Dataset rows:
· · · ·

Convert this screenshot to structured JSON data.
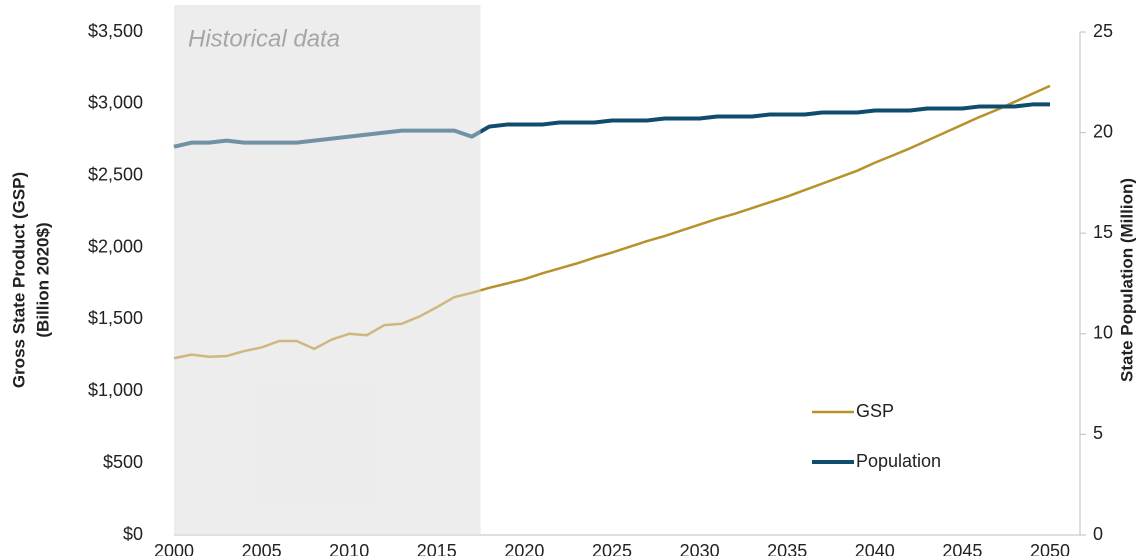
{
  "chart_data": {
    "type": "line",
    "y_label": [
      "Gross State Product (GSP)",
      "(Billion 2020$)"
    ],
    "y2_label": "State Population (Million)",
    "x": [
      2000,
      2001,
      2002,
      2003,
      2004,
      2005,
      2006,
      2007,
      2008,
      2009,
      2010,
      2011,
      2012,
      2013,
      2014,
      2015,
      2016,
      2017,
      2018,
      2019,
      2020,
      2021,
      2022,
      2023,
      2024,
      2025,
      2026,
      2027,
      2028,
      2029,
      2030,
      2031,
      2032,
      2033,
      2034,
      2035,
      2036,
      2037,
      2038,
      2039,
      2040,
      2041,
      2042,
      2043,
      2044,
      2045,
      2046,
      2047,
      2048,
      2049,
      2050
    ],
    "series": [
      {
        "name": "GSP",
        "color": "#b8912a",
        "values": [
          1230,
          1255,
          1240,
          1245,
          1280,
          1305,
          1350,
          1350,
          1295,
          1360,
          1400,
          1390,
          1460,
          1470,
          1520,
          1585,
          1655,
          1685,
          1720,
          1750,
          1780,
          1820,
          1855,
          1890,
          1930,
          1965,
          2005,
          2045,
          2080,
          2120,
          2160,
          2200,
          2235,
          2275,
          2315,
          2355,
          2400,
          2445,
          2490,
          2535,
          2590,
          2640,
          2690,
          2745,
          2800,
          2855,
          2910,
          2960,
          3015,
          3070,
          3125
        ]
      },
      {
        "name": "Population",
        "color": "#0f4c6e",
        "axis": "y2",
        "values": [
          19.3,
          19.5,
          19.5,
          19.6,
          19.5,
          19.5,
          19.5,
          19.5,
          19.6,
          19.7,
          19.8,
          19.9,
          20.0,
          20.1,
          20.1,
          20.1,
          20.1,
          19.8,
          20.3,
          20.4,
          20.4,
          20.4,
          20.5,
          20.5,
          20.5,
          20.6,
          20.6,
          20.6,
          20.7,
          20.7,
          20.7,
          20.8,
          20.8,
          20.8,
          20.9,
          20.9,
          20.9,
          21.0,
          21.0,
          21.0,
          21.1,
          21.1,
          21.1,
          21.2,
          21.2,
          21.2,
          21.3,
          21.3,
          21.3,
          21.4,
          21.4
        ]
      }
    ],
    "xlim": [
      2000,
      2050
    ],
    "xticks": [
      2000,
      2005,
      2010,
      2015,
      2020,
      2025,
      2030,
      2035,
      2040,
      2045,
      2050
    ],
    "ylim": [
      0,
      3500
    ],
    "yticks": [
      {
        "value": 0,
        "label": "$0"
      },
      {
        "value": 500,
        "label": "$500"
      },
      {
        "value": 1000,
        "label": "$1,000"
      },
      {
        "value": 1500,
        "label": "$1,500"
      },
      {
        "value": 2000,
        "label": "$2,000"
      },
      {
        "value": 2500,
        "label": "$2,500"
      },
      {
        "value": 3000,
        "label": "$3,000"
      },
      {
        "value": 3500,
        "label": "$3,500"
      }
    ],
    "y2lim": [
      0,
      25
    ],
    "y2ticks": [
      0,
      5,
      10,
      15,
      20,
      25
    ],
    "shaded_region": {
      "xlim": [
        2000,
        2017.5
      ],
      "label": "Historical data"
    },
    "legend": "lower right",
    "grid": false
  }
}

· · · ·

- **AIM**: Locate each line containing the string "State" and show it.

- **SOLUTION FOR THIS PROBLEM**:
      "Gross State Product (GSP)",
    "y2_label": "State Population (Million)",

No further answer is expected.